**Texte cité:**
**********
Selon le rapport de quelques espions, le Roy de Sardaigne fait à Garlenda & à Conscente un grand amas de munitions & d’armes, & il ne sera pas difficile à l’Officier François, qui commande à Bardinetto, de s’en emparer.[35]
L’historien trouve ici matière à s’étonner de la visibilité offerte aux actes d’espionnage dans la presse du temps. Ces derniers ne revêtent pas une opacité totale et les gazetiers pouvaient se tenir au courant de certaines actions. Les lecteurs peuvent ainsi être informés des arrestations d’espions étrangers, les gazettes n’hésitant pas à dévoiler des détails sur ce que « portaient » ces derniers. Les deux passages qui suivent en témoignent à l’envi :
De Turin, le 21. Octobre.
[…] on conduisit au Fort de Saorgio, un Espion, sur lequel on disoit avoir trouvé une Missive pour le Commandant du Château de Vintimille, avec avis, qu’il ayt à se soutenir jusqu’à la derniére extrêmité ; & qu’il seroit secourû, dans la journée du 18. , Qu’on étoit averti par les Déserteurs, que les Ennemis avoient fait repasser le Var.[36]
Le passage montre, une fois de plus, la complémentarité des informations obtenues des espions et des déserteurs, les premières étant infirmées ou confirmées par les secondes. Parfois, les détails sur l’arrestation sont plus conséquents, surtout lorsque l’enjeu de l’information dépasse le strict cadre militaire et peut influer sur la sphère publique. Les autorités politiques trouvent alors dans les gazettes des relais efficaces pour discréditer le discours d’un opposant, la mise en avant du fait d’espionnage ne faisant qu’ajouter à sa duplicité, faisant de lui un coupable idéal. Le cas du prétendant Charles-Edouard Stuart face aux autorités anglaises en constitue un exemple éloquent :
De Londres, le 5. Novembre.
**********
**Consigne 1:** Selon le texte cité, pourquoi les autorités politiques publiaient-elles parfois dans les gazettes des détails sur l'arrestation d'un espion ? Répondez en une à trois phrases.
**Consigne 2:** Rédigez la suite du texte sur l'espionnage dans les gazettes, à partir de la ligne « De Londres, le 5. Novembre. ».
Les lignes ci-dessous proviennent d'une autre source.

**Données extraites:**
**********
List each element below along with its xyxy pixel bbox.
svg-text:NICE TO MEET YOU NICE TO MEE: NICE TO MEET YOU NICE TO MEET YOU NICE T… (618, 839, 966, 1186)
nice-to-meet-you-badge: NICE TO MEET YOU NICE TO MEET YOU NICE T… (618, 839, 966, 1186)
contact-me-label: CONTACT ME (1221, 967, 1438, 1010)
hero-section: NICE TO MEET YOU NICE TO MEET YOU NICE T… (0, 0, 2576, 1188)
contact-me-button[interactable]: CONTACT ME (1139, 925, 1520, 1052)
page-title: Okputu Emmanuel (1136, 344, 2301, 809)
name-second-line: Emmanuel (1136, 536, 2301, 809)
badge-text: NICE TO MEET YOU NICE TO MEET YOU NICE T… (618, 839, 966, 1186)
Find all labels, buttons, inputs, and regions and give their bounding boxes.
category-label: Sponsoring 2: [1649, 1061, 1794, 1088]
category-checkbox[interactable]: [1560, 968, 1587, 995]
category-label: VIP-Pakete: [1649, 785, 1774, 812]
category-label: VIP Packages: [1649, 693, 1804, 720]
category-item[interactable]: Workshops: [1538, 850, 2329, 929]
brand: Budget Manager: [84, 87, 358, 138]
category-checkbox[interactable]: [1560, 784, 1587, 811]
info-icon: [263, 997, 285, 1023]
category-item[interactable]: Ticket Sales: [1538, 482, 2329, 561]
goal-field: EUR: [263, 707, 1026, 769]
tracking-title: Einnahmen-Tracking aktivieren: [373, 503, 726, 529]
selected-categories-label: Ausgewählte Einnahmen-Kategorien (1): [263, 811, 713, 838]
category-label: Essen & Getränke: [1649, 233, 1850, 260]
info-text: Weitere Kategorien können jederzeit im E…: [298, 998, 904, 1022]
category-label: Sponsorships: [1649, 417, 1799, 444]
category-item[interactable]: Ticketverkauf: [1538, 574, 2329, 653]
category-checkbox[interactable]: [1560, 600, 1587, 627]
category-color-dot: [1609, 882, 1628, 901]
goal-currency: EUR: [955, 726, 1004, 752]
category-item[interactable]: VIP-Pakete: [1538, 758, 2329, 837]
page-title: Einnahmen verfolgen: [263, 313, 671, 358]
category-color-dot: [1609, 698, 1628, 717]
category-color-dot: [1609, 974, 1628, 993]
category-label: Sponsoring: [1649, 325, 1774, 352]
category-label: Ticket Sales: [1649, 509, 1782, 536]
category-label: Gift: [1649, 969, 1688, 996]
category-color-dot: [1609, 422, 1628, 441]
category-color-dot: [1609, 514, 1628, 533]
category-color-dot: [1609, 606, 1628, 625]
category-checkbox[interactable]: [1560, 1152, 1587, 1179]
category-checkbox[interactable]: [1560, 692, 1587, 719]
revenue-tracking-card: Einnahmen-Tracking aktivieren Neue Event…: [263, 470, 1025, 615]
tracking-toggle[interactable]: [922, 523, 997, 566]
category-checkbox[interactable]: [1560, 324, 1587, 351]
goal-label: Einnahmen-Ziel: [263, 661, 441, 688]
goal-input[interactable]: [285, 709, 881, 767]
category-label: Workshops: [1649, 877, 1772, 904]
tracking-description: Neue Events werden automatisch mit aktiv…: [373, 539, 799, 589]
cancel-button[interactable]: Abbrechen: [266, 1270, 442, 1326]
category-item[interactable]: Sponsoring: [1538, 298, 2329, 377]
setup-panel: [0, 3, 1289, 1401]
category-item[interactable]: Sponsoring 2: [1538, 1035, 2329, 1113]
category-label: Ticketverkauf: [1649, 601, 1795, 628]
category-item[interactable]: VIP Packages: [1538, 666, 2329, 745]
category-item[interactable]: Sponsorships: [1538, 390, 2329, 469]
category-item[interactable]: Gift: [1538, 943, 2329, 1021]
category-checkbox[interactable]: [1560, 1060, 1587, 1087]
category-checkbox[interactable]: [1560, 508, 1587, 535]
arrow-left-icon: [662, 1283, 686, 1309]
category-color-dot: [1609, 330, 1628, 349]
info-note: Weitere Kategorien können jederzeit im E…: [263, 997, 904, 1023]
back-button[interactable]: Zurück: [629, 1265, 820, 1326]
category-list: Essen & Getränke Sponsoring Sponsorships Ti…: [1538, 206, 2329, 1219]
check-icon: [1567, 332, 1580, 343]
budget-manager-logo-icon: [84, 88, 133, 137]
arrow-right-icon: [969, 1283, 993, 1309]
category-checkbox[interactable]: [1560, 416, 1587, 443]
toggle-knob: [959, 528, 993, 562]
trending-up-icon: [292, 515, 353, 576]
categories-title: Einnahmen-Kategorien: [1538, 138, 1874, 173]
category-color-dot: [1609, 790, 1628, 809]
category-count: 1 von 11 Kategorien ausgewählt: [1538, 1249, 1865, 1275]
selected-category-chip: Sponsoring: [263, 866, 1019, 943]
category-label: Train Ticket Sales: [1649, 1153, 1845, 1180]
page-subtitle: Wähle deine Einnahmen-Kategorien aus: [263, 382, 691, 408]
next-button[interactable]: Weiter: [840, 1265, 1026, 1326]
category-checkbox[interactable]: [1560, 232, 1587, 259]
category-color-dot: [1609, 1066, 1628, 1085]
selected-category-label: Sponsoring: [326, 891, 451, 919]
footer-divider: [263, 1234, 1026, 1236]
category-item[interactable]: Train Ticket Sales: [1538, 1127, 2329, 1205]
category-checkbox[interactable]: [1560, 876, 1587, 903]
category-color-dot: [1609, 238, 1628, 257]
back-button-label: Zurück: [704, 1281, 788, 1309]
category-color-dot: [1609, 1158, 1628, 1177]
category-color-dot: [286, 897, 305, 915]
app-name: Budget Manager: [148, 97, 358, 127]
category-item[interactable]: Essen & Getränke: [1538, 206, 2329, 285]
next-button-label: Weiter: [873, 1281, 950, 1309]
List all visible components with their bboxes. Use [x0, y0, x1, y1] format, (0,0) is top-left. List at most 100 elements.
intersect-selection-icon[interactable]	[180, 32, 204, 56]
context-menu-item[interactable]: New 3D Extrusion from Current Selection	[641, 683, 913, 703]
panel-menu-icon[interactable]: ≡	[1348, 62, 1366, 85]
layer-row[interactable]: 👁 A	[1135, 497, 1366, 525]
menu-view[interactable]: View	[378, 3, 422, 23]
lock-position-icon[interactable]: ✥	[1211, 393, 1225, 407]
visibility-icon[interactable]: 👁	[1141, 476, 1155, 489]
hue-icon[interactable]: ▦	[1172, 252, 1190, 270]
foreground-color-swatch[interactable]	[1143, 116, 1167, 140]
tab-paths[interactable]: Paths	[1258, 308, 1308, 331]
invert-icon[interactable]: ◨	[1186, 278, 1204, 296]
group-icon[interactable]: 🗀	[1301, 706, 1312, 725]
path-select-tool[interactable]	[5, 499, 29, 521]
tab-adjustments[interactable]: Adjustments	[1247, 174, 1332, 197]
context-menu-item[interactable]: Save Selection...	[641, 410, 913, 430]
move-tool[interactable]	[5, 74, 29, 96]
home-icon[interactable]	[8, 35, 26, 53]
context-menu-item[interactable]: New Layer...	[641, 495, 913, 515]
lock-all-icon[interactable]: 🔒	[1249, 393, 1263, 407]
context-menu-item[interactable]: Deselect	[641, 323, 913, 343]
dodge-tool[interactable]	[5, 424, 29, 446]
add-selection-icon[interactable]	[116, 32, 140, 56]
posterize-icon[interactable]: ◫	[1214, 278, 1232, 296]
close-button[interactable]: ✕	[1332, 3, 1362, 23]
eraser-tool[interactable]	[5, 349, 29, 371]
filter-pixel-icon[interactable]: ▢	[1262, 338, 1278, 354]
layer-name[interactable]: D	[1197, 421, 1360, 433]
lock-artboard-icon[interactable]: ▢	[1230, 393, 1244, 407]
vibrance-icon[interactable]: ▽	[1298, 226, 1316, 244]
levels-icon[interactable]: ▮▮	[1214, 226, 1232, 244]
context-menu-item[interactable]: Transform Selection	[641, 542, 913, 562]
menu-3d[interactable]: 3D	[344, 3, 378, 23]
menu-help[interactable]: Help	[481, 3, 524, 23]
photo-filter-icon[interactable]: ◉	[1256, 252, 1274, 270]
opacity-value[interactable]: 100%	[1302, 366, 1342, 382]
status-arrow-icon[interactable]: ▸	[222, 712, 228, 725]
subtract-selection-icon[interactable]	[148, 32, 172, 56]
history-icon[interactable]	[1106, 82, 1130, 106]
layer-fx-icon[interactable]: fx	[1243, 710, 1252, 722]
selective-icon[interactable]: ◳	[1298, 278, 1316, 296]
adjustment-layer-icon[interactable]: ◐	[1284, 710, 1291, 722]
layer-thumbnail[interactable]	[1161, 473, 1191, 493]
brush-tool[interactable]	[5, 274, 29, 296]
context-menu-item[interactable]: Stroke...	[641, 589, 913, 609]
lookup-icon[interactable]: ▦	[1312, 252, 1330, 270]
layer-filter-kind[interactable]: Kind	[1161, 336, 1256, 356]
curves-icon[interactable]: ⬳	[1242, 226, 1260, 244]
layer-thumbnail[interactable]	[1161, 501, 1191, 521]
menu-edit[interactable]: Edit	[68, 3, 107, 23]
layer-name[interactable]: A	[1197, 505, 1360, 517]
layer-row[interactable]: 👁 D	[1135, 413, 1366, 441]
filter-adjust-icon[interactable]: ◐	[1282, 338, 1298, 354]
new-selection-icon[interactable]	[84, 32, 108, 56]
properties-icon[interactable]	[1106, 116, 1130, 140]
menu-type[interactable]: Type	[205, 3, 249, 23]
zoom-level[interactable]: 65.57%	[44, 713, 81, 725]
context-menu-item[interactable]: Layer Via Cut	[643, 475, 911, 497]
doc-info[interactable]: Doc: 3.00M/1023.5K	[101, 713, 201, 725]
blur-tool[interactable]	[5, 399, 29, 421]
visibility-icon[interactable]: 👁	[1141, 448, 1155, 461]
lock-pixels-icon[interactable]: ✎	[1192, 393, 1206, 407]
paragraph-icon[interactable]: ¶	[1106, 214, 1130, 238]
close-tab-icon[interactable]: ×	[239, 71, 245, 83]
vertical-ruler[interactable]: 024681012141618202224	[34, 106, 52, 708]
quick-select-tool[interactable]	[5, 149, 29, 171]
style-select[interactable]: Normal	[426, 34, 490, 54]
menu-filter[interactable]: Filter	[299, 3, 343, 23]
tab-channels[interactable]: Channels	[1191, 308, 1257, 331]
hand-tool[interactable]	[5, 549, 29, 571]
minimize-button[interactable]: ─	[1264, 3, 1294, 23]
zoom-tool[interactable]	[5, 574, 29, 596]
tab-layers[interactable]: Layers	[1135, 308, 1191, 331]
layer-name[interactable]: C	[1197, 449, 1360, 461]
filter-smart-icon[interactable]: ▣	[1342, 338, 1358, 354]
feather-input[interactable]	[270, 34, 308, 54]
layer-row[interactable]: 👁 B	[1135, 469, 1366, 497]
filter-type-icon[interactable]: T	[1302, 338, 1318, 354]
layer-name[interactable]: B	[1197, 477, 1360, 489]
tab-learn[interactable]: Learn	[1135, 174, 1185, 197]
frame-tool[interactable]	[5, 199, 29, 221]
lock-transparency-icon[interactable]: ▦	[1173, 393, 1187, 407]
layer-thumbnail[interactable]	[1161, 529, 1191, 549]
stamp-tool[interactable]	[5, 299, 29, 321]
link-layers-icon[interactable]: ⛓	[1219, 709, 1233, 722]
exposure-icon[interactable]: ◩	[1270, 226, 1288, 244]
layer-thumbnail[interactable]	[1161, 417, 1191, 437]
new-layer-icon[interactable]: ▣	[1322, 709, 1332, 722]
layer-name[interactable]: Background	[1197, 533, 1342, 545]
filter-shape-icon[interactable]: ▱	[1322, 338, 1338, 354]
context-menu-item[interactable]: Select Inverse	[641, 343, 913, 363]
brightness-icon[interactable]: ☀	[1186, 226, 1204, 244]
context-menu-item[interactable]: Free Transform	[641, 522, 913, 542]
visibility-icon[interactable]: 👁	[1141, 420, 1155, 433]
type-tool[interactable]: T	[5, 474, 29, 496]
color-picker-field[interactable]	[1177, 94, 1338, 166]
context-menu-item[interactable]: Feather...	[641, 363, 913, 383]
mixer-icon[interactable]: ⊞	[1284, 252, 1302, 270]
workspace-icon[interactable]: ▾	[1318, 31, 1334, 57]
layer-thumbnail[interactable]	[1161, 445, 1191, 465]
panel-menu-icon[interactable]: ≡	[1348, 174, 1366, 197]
**********
**Réponse rédigée 1:** Quand l'enjeu dépassait le strict cadre militaire et pouvait influer sur la sphère publique, les gazettes leur servaient de relais efficaces pour discréditer le discours d'un opposant. Mettre en avant l'espionnage ajoutait à sa duplicité et faisait de lui un coupable idéal.

**Réponse rédigée 2:**
[…] On apprend de Halyfax dans le Comté d’York, qu’on y a saisi un Espion du Prétendant ; Et qu’il s’est trouvé chargé de 30. Lettres en chiffres, addressées à plusieurs Personnes de grande distinction en divers Comtés d’Angleterre. Les Rebelles n’oublient rien de ce qui peut favoriser leur entreprise. Pour jetter la terreur parmi le Peuple, & mettre tout en confusion, afin de pouvoir pêcher en eau trouble, ils avoient trouvé le moïen de répandre le 30. du mois dernier le bruit, qu’on devoit mettre le feu en divers endroits de cette Capitale, pour la détruire […].[37]
On se trouve ici au cœur d’une guerre de l’information. Le prétendant Stuart est ici largement discrédité aux yeux des lecteurs qui doivent y voir un être fourbe, plus soucieux de ses propres intérêts que de celui du public. Le vocabulaire utilisé dans la dépêche appartient au champ du désordre et de la sédition, le prétendant Stuart est autant accusé de semer la « confusion » et la « terreur », que de vouloir « mettre le feu » et de « pêcher en eau trouble ».
La pratique des lettres chiffrées n’a ici rien d’étonnant, le lecteur ne doit y voir que l’expression d’une pratique classique de l’espionnage. On attire davantage son regard sur les destinataires des missives cryptées, des « Personnes de grande distinction en divers Comté d’Angleterre », alimentant l’idée d’un complot à l’échelle nationale devant être pris au sérieux par les lecteurs. On peut entrevoir ici une réelle volonté de briser la rumeur et l’information émanant de l’adversaire, l’outil principal de cette entreprise restant la diffusion dans la presse, capable d’informer à grande échelle. La Gazette de Leyde diffuse ici une information qui discrédite le prétendant catholique aux couronnes d’Angleterre et d’Écosse soutenu officiellement depuis le mois précédent (24 octobre 1745) par la France, elle le fait avec d’autant plus de facilité que l’on connaît ses prises de position contre l’absolutisme royal français[38].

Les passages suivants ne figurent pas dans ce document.